• [INFORMATION SHOWN]:
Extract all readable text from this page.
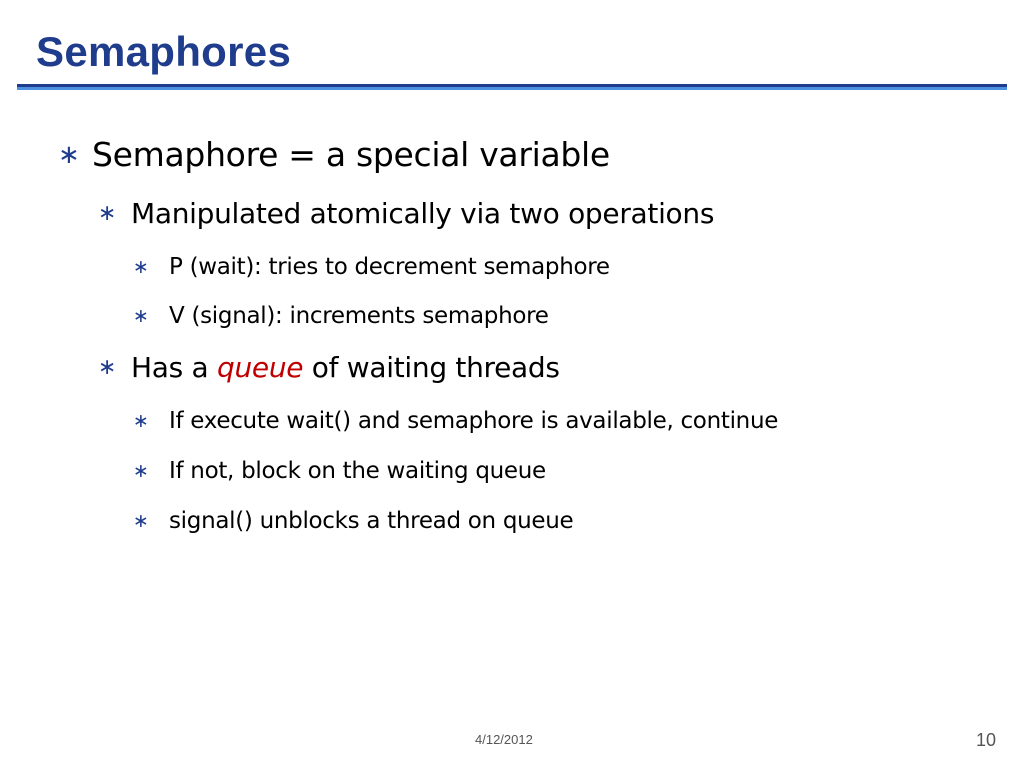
Semaphores
∗ Semaphore = a special variable
∗ Manipulated atomically via two operations
∗ P (wait): tries to decrement semaphore
∗ V (signal): increments semaphore
∗ Has a queue of waiting threads
∗ If execute wait() and semaphore is available, continue
∗ If not, block on the waiting queue
∗ signal() unblocks a thread on queue
4/12/2012	10
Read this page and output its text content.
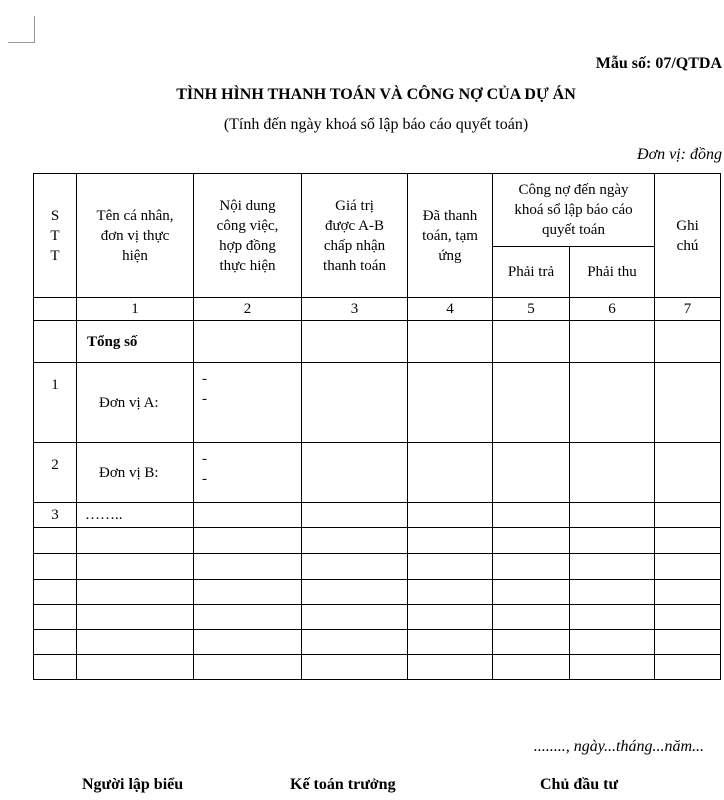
Mẫu số: 07/QTDA
TÌNH HÌNH THANH TOÁN VÀ CÔNG NỢ CỦA DỰ ÁN
(Tính đến ngày khoá sổ lập báo cáo quyết toán)
Đơn vị: đồng
S
T
T	Tên cá nhân,
đơn vị thực
hiện	Nội dung
công việc,
hợp đồng
thực hiện	Giá trị
được A-B
chấp nhận
thanh toán	Đã thanh
toán, tạm
ứng	Công nợ đến ngày
khoá sổ lập báo cáo
quyết toán		Ghi
chú
					Phải trả	Phải thu	
	1	2	3	4	5	6	7
	Tổng số						
1	Đơn vị A:	-
-					
2	Đơn vị B:	-
-					
3	……..						

........, ngày...tháng...năm...
Người lập biểu	Kế toán trưởng	Chủ đầu tư
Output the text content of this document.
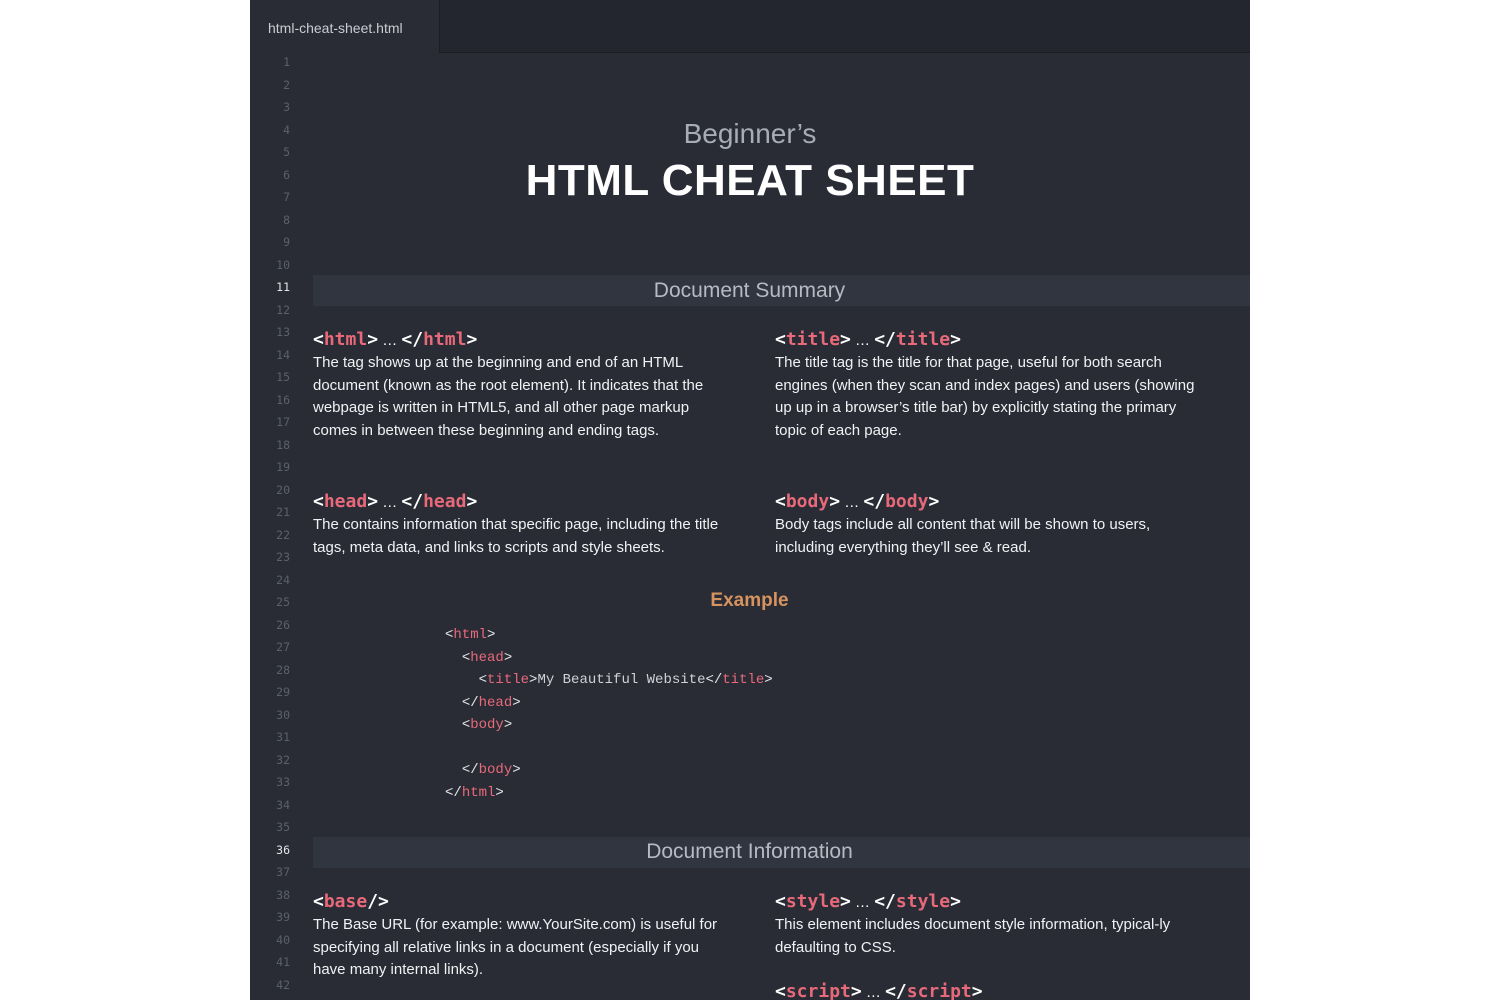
html-cheat-sheet.html
1
2
3
4
5
6
7
8
9
10
11
12
13
14
15
16
17
18
19
20
21
22
23
24
25
26
27
28
29
30
31
32
33
34
35
36
37
38
39
40
41
42
Beginner’s
HTML CHEAT SHEET
Document Summary
<html> … </html>
The tag shows up at the beginning and end of an HTML document (known as the root element). It indicates that the webpage is written in HTML5, and all other page markup comes in between these beginning and ending tags.
<title> … </title>
The title tag is the title for that page, useful for both search engines (when they scan and index pages) and users (showing up up in a browser’s title bar) by explicitly stating the primary topic of each page.
<head> … </head>
The contains information that specific page, including the title tags, meta data, and links to scripts and style sheets.
<body> … </body>
Body tags include all content that will be shown to users, including everything they’ll see & read.
Example
<html>
<head>
<title>My Beautiful Website</title>
</head>
<body>
</body>
</html>
Document Information
<base/>
The Base URL (for example: www.YourSite.com) is useful for specifying all relative links in a document (especially if you have many internal links).
<style> … </style>
This element includes document style information, typical-ly defaulting to CSS.
<script> … </script>
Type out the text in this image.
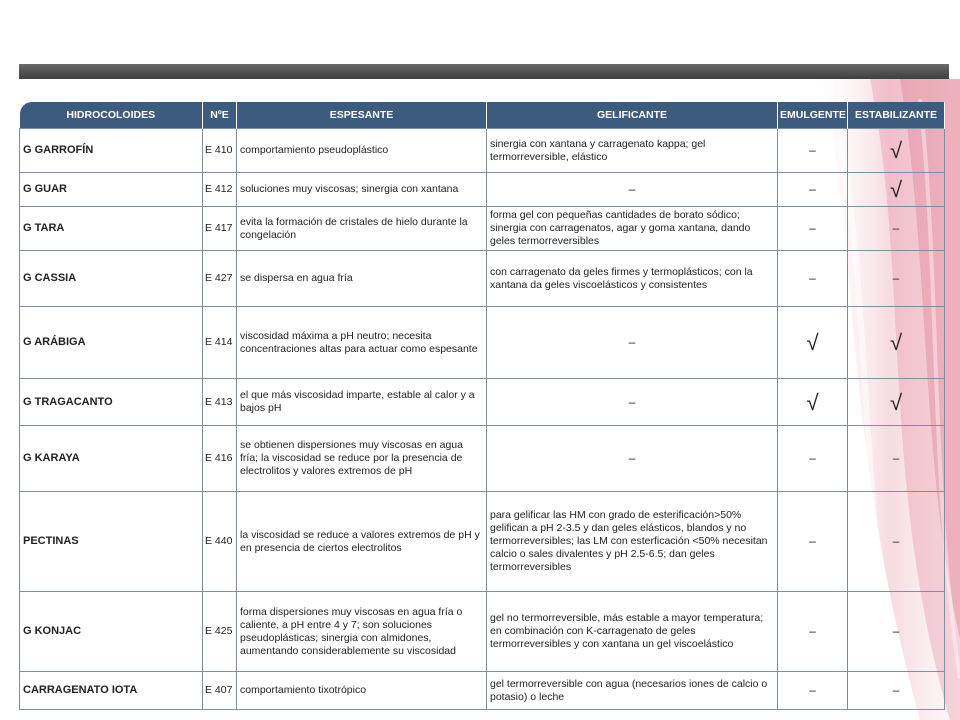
HIDROCOLOIDES	NºE	ESPESANTE	GELIFICANTE	EMULGENTE	ESTABILIZANTE
G GARROFÍN	E 410	comportamiento pseudoplástico	sinergia con xantana y carragenato kappa; gel termorreversible, elástico	–	√
G GUAR	E 412	soluciones muy viscosas; sinergia con xantana	–	–	√
G TARA	E 417	evita la formación de cristales de hielo durante la congelación	forma gel con pequeñas cantidades de borato sódico; sinergia con carragenatos, agar y goma xantana, dando geles termorreversibles	–	–
G CASSIA	E 427	se dispersa en agua fría	con carragenato da geles firmes y termoplásticos; con la xantana da geles viscoelásticos y consistentes	–	–
G ARÁBIGA	E 414	viscosidad máxima a pH neutro; necesita concentraciones altas para actuar como espesante	–	√	√
G TRAGACANTO	E 413	el que más viscosidad imparte, estable al calor y a bajos pH	–	√	√
G KARAYA	E 416	se obtienen dispersiones muy viscosas en agua fría; la viscosidad se reduce por la presencia de electrolitos y valores extremos de pH	–	–	–
PECTINAS	E 440	la viscosidad se reduce a valores extremos de pH y en presencia de ciertos electrolitos	para gelificar las HM con grado de esterificación>50% gelifican a pH 2-3.5 y dan geles elásticos, blandos y no termorreversibles; las LM con esterficación <50% necesitan calcio o sales divalentes y pH 2.5-6.5; dan geles termorreversibles	–	–
G KONJAC	E 425	forma dispersiones muy viscosas en agua fría o caliente, a pH entre 4 y 7; son soluciones pseudoplásticas; sinergia con almidones, aumentando considerablemente su viscosidad	gel no termorreversible, más estable a mayor temperatura; en combinación con K-carragenato de geles termorreversibles y con xantana un gel viscoelástico	–	–
CARRAGENATO IOTA	E 407	comportamiento tixotrópico	gel termorreversible con agua (necesarios iones de calcio o potasio) o leche	–	–
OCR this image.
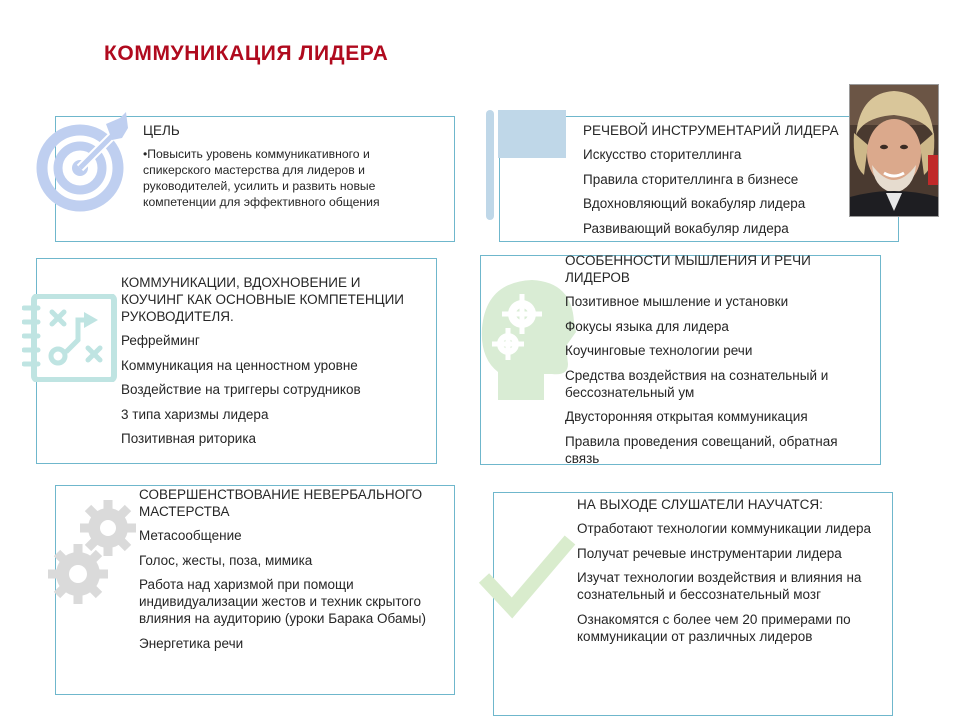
КОММУНИКАЦИЯ ЛИДЕРА
ЦЕЛЬ
•Повысить уровень коммуникативного и спикерского мастерства для лидеров и руководителей, усилить и развить новые компетенции для эффективного общения
РЕЧЕВОЙ ИНСТРУМЕНТАРИЙ ЛИДЕРА
Искусство сторителлинга
Правила сторителлинга в бизнесе
Вдохновляющий вокабуляр лидера
Развивающий вокабуляр лидера
КОММУНИКАЦИИ, ВДОХНОВЕНИЕ И КОУЧИНГ КАК ОСНОВНЫЕ КОМПЕТЕНЦИИ РУКОВОДИТЕЛЯ.
Рефрейминг
Коммуникация на ценностном уровне
Воздействие на триггеры сотрудников
3 типа харизмы лидера
Позитивная риторика
ОСОБЕННОСТИ МЫШЛЕНИЯ И РЕЧИ ЛИДЕРОВ
Позитивное мышление и установки
Фокусы языка для лидера
Коучинговые технологии речи
Средства воздействия на сознательный и бессознательный ум
Двусторонняя открытая коммуникация
Правила проведения совещаний, обратная связь
СОВЕРШЕНСТВОВАНИЕ НЕВЕРБАЛЬНОГО МАСТЕРСТВА
Метасообщение
Голос, жесты, поза, мимика
Работа над харизмой при помощи индивидуализации жестов и техник скрытого влияния на аудиторию (уроки Барака Обамы)
Энергетика речи
НА ВЫХОДЕ СЛУШАТЕЛИ НАУЧАТСЯ:
Отработают технологии коммуникации лидера
Получат речевые инструментарии лидера
Изучат технологии воздействия и влияния на сознательный и бессознательный мозг
Ознакомятся с более чем 20 примерами по коммуникации от различных лидеров
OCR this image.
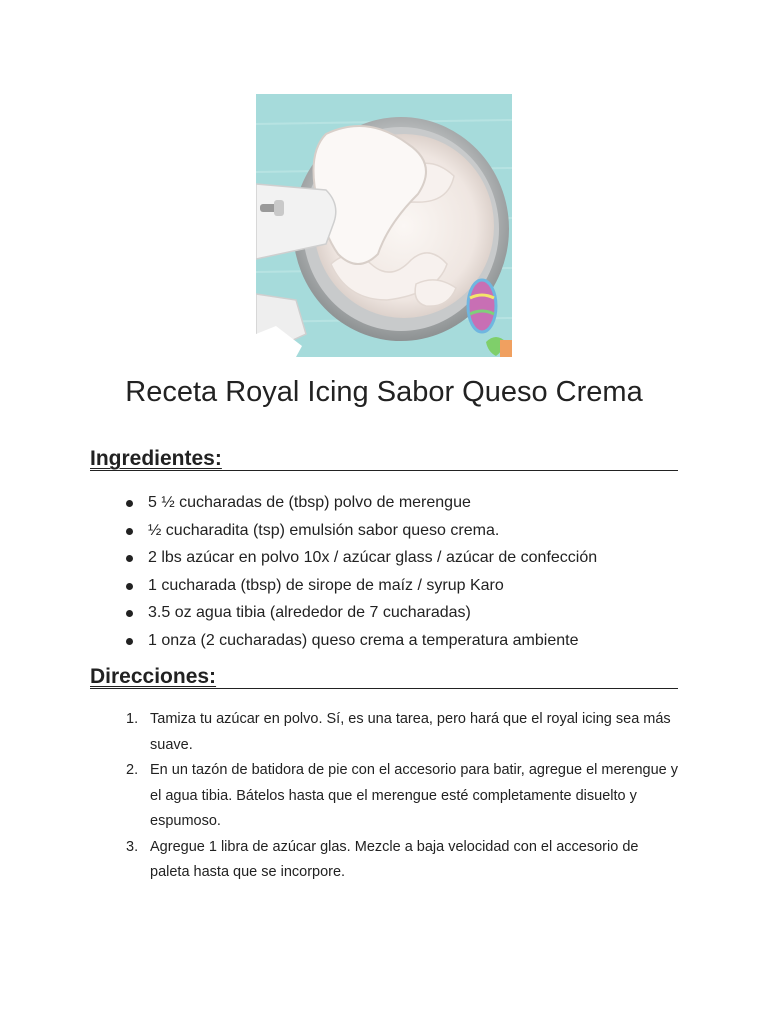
Receta Royal Icing Sabor Queso Crema
Ingredientes:
5 ½ cucharadas de (tbsp) polvo de merengue
½ cucharadita (tsp) emulsión sabor queso crema.
2 lbs azúcar en polvo 10x / azúcar glass / azúcar de confección
1 cucharada (tbsp) de sirope de maíz / syrup Karo
3.5 oz agua tibia (alrededor de 7 cucharadas)
1 onza (2 cucharadas) queso crema a temperatura ambiente
Direcciones:
1. Tamiza tu azúcar en polvo. Sí, es una tarea, pero hará que el royal icing sea más suave.
2. En un tazón de batidora de pie con el accesorio para batir, agregue el merengue y el agua tibia. Bátelos hasta que el merengue esté completamente disuelto y espumoso.
3. Agregue 1 libra de azúcar glas. Mezcle a baja velocidad con el accesorio de paleta hasta que se incorpore.
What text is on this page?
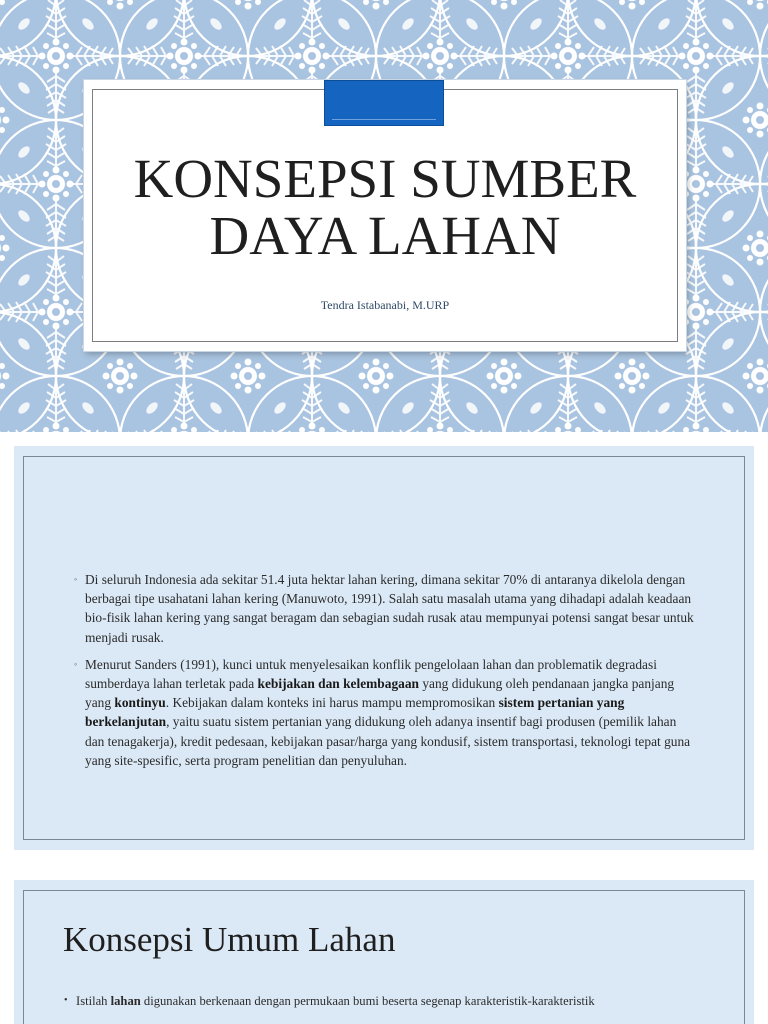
KONSEPSI SUMBER
DAYA LAHAN
Tendra Istabanabi, M.URP
◦ Di seluruh Indonesia ada sekitar 51.4 juta hektar lahan kering, dimana sekitar 70% di antaranya dikelola dengan berbagai tipe usahatani lahan kering (Manuwoto, 1991). Salah satu masalah utama yang dihadapi adalah keadaan bio-fisik lahan kering yang sangat beragam dan sebagian sudah rusak atau mempunyai potensi sangat besar untuk menjadi rusak.
◦ Menurut Sanders (1991), kunci untuk menyelesaikan konflik pengelolaan lahan dan problematik degradasi sumberdaya lahan terletak pada kebijakan dan kelembagaan yang didukung oleh pendanaan jangka panjang yang kontinyu. Kebijakan dalam konteks ini harus mampu mempromosikan sistem pertanian yang berkelanjutan, yaitu suatu sistem pertanian yang didukung oleh adanya insentif bagi produsen (pemilik lahan dan tenagakerja), kredit pedesaan, kebijakan pasar/harga yang kondusif, sistem transportasi, teknologi tepat guna yang site-spesific, serta program penelitian dan penyuluhan.
Konsepsi Umum Lahan
• Istilah lahan digunakan berkenaan dengan permukaan bumi beserta segenap karakteristik-karakteristik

• [WHAT YOU SHOULD DO]:
Which lines contain the word "untuk"? Copy each one.

• [RESULT OF THE TASK]:
◦ Di seluruh Indonesia ada sekitar 51.4 juta hektar lahan kering, dimana sekitar 70% di antaranya dikelola dengan berbagai tipe usahatani lahan kering (Manuwoto, 1991). Salah satu masalah utama yang dihadapi adalah keadaan bio-fisik lahan kering yang sangat beragam dan sebagian sudah rusak atau mempunyai potensi sangat besar untuk menjadi rusak.
◦ Menurut Sanders (1991), kunci untuk menyelesaikan konflik pengelolaan lahan dan problematik degradasi sumberdaya lahan terletak pada kebijakan dan kelembagaan yang didukung oleh pendanaan jangka panjang yang kontinyu. Kebijakan dalam konteks ini harus mampu mempromosikan sistem pertanian yang berkelanjutan, yaitu suatu sistem pertanian yang didukung oleh adanya insentif bagi produsen (pemilik lahan dan tenagakerja), kredit pedesaan, kebijakan pasar/harga yang kondusif, sistem transportasi, teknologi tepat guna yang site-spesific, serta program penelitian dan penyuluhan.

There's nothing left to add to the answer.